====== Kutipan Teks ======

JAKARTA. Bank Indonesia (BI) menyoroti lambatnya transmisi penurunan suku bunga dari kebijakan moneter ke sektor riil. Untuk itu, bank sentral mendesak perbankan nasional agar segera mempercepat penyesuaian suku bunga, memastikan selarasnya langkah ini dengan pelonggaran kebijakan moneter yang telah berjalan.
Gubernur Bank Indonesia, Perry Warjiyo, mengungkapkan bahwa hingga September 2025, pergerakan suku bunga perbankan masih belum menunjukkan keselarasan dengan penurunan suku bunga acuan BI Rate sebesar 150 basis poin (bps) yang telah dilakukan sejak awal tahun.
Perry merinci, “Dibandingkan dengan penurunan BI Rate sebesar 150 bps, suku bunga deposito satu bulan hanya turun 29 bps, dari 4,81% pada awal 2025 menjadi 4,52% pada September 2025.” Pernyataan ini disampaikan Perry dalam konferensi pers Rapat Dewan Gubernur (RDG) BI pada Rabu (22/10/2025).
Transmisi Masih Tertahan, Era Suku Bunga Rendah Belum Sepenuhnya Tiba
Bank Indonesia mencatat, fenomena lambatnya penurunan suku bunga deposito tersebut sebagian besar dipengaruhi oleh praktik pemberian special rate kepada para deposan besar. Porsi dana yang menerima fasilitas khusus ini tidak sedikit, mencapai 26% dari total dana pihak ketiga (DPK) yang dihimpun perbankan.

====== Informasi yang Ditampilkan ======

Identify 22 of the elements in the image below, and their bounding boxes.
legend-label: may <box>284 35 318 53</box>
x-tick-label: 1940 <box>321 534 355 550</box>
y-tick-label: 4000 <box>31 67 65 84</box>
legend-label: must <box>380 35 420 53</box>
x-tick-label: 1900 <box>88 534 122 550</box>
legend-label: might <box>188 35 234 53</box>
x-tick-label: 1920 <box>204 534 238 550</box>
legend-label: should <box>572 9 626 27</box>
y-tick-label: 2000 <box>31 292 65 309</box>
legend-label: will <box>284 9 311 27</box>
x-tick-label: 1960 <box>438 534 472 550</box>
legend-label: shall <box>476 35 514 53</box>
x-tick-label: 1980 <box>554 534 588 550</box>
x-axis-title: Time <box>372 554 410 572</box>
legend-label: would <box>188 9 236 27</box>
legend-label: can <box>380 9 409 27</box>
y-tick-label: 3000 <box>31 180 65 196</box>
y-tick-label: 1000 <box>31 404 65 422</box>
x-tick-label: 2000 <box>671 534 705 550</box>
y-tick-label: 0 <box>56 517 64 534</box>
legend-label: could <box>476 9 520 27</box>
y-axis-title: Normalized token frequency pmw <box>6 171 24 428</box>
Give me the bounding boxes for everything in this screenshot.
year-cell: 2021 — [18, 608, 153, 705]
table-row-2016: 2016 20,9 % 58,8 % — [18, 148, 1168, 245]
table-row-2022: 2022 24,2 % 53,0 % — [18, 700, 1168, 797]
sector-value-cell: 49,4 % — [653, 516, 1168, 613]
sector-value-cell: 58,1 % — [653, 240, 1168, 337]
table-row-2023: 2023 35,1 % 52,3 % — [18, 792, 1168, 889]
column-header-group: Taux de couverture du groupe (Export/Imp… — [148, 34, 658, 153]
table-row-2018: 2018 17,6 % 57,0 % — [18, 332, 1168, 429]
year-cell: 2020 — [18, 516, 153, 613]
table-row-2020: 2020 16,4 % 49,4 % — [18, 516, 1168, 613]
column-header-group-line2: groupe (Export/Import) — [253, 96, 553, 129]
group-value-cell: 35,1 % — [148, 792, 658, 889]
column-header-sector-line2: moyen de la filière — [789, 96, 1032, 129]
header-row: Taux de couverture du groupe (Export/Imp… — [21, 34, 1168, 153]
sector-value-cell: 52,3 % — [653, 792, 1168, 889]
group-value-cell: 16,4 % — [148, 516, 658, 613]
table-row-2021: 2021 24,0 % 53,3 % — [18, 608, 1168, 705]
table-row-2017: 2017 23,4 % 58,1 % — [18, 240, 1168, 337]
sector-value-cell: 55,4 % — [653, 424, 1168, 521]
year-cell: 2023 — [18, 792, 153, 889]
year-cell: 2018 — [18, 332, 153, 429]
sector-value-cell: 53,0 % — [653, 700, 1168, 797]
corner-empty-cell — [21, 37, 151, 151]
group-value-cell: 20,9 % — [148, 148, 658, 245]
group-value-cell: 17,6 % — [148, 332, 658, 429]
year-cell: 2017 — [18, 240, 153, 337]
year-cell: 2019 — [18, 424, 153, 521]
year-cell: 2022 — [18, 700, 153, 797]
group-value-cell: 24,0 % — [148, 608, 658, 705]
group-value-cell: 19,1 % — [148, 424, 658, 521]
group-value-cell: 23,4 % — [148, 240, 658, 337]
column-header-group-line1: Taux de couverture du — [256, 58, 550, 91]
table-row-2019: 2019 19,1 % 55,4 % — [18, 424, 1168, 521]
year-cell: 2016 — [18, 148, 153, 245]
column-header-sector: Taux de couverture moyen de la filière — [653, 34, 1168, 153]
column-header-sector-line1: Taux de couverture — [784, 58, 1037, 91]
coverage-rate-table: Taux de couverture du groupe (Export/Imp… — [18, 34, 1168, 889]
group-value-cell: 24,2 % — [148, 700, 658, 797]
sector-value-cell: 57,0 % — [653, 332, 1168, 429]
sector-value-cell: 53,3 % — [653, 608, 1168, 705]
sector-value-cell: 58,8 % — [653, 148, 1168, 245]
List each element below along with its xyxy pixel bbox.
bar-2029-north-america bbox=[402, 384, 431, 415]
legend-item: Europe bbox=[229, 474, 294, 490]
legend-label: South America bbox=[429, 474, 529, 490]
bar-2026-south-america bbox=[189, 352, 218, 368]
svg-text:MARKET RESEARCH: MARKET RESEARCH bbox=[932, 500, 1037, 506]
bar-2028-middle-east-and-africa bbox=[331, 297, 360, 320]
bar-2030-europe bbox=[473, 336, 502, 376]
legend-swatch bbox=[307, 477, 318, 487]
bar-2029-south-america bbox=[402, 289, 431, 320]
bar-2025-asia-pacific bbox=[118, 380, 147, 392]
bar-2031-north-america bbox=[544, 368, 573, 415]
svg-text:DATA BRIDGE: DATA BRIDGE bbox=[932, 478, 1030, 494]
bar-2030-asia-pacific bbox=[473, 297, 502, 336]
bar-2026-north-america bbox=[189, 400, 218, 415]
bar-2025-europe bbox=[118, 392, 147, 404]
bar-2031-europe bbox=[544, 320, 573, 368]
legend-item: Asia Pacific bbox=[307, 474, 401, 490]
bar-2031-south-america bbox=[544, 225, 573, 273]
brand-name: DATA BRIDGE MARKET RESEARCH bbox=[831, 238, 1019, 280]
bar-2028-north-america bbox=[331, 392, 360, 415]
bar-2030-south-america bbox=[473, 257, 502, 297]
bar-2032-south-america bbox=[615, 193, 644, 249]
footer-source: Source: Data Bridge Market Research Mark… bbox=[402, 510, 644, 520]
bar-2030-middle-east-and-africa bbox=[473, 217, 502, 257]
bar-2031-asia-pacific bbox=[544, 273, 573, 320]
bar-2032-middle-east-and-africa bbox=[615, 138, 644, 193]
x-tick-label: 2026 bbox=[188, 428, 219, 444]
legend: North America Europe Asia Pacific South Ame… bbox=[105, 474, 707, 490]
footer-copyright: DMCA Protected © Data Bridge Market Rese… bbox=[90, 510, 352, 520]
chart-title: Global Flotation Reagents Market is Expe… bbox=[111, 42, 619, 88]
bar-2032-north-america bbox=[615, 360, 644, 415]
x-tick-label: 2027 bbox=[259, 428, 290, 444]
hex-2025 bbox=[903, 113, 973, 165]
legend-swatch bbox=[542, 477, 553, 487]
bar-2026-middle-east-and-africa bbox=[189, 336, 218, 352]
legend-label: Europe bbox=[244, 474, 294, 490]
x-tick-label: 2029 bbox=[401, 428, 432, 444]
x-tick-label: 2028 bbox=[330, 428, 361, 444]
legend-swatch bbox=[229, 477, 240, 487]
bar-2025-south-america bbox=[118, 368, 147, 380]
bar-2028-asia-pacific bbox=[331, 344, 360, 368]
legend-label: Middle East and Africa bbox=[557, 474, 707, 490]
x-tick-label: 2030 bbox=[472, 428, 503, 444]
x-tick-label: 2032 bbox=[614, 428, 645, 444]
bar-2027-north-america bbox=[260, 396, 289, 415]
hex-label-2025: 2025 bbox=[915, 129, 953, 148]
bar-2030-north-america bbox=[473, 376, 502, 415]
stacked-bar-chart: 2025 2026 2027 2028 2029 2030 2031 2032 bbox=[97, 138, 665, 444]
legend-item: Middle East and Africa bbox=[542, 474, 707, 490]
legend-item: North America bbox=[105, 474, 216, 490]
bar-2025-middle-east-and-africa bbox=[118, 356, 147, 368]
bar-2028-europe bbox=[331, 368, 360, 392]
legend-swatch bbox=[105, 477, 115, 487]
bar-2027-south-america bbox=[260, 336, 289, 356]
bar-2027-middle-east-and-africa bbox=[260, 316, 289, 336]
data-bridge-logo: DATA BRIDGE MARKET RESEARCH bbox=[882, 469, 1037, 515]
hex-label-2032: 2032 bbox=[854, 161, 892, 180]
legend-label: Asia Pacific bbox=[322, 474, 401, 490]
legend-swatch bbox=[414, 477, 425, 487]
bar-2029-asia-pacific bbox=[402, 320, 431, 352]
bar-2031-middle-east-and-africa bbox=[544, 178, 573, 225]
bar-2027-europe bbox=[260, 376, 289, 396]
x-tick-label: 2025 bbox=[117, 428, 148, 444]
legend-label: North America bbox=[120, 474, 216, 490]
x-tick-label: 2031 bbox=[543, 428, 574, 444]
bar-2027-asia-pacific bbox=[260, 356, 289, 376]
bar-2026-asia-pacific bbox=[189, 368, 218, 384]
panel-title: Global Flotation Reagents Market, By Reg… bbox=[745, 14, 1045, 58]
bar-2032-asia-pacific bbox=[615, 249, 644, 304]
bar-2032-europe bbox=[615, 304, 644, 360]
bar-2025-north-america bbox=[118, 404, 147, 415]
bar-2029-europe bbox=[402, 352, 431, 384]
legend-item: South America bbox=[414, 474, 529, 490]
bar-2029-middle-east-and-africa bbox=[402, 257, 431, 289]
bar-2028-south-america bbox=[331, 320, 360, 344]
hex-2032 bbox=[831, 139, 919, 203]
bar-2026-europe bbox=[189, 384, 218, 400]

======

:: Soal Latihan ::
a) Menurut kutipan tentang suku bunga, berapa besar porsi dana yang menerima fasilitas special rate?
b) Perbarui bagian kutipan tentang suku bunga, mulai dari "Gubernur Bank Indonesia, Perry" dan berakhir pada "pada Rabu (22/10/2025).", dengan mengganti "September 2025" menjadi "Oktober 2025".
c) Tentukan apakah setiap pernyataan berikut sesuai dengan kutipan tentang suku bunga. Jawab ya atau tidak, lalu sertakan kata-kata penentu dari kutipan. (i) BI Rate telah diturunkan sebesar 150 basis poin sejak awal tahun. (ii) Suku bunga deposito satu bulan turun 50 bps hingga September 2025. (iii) Konferensi pers RDG BI diadakan pada hari Kamis.
Jawablah hanya berdasarkan kutipan teks, tanpa merujuk pada baris data.

:: Jawaban per Soal ::
a) Porsi tersebut mencapai 26% dari total dana pihak ketiga (DPK) yang dihimpun perbankan.

b)
Gubernur Bank Indonesia, Perry Warjiyo, mengungkapkan bahwa hingga Oktober 2025, pergerakan suku bunga perbankan masih belum menunjukkan keselarasan dengan penurunan suku bunga acuan BI Rate sebesar 150 basis poin (bps) yang telah dilakukan sejak awal tahun.
Perry merinci, “Dibandingkan dengan penurunan BI Rate sebesar 150 bps, suku bunga deposito satu bulan hanya turun 29 bps, dari 4,81% pada awal 2025 menjadi 4,52% pada Oktober 2025.” Pernyataan ini disampaikan Perry dalam konferensi pers Rapat Dewan Gubernur (RDG) BI pada Rabu (22/10/2025).

c)
(i) Ya: "penurunan suku bunga acuan BI Rate sebesar 150 basis poin (bps) yang telah dilakukan sejak awal tahun."
(ii) Tidak: "suku bunga deposito satu bulan hanya turun 29 bps."
(iii) Tidak: "dalam konferensi pers Rapat Dewan Gubernur (RDG) BI pada Rabu (22/10/2025)."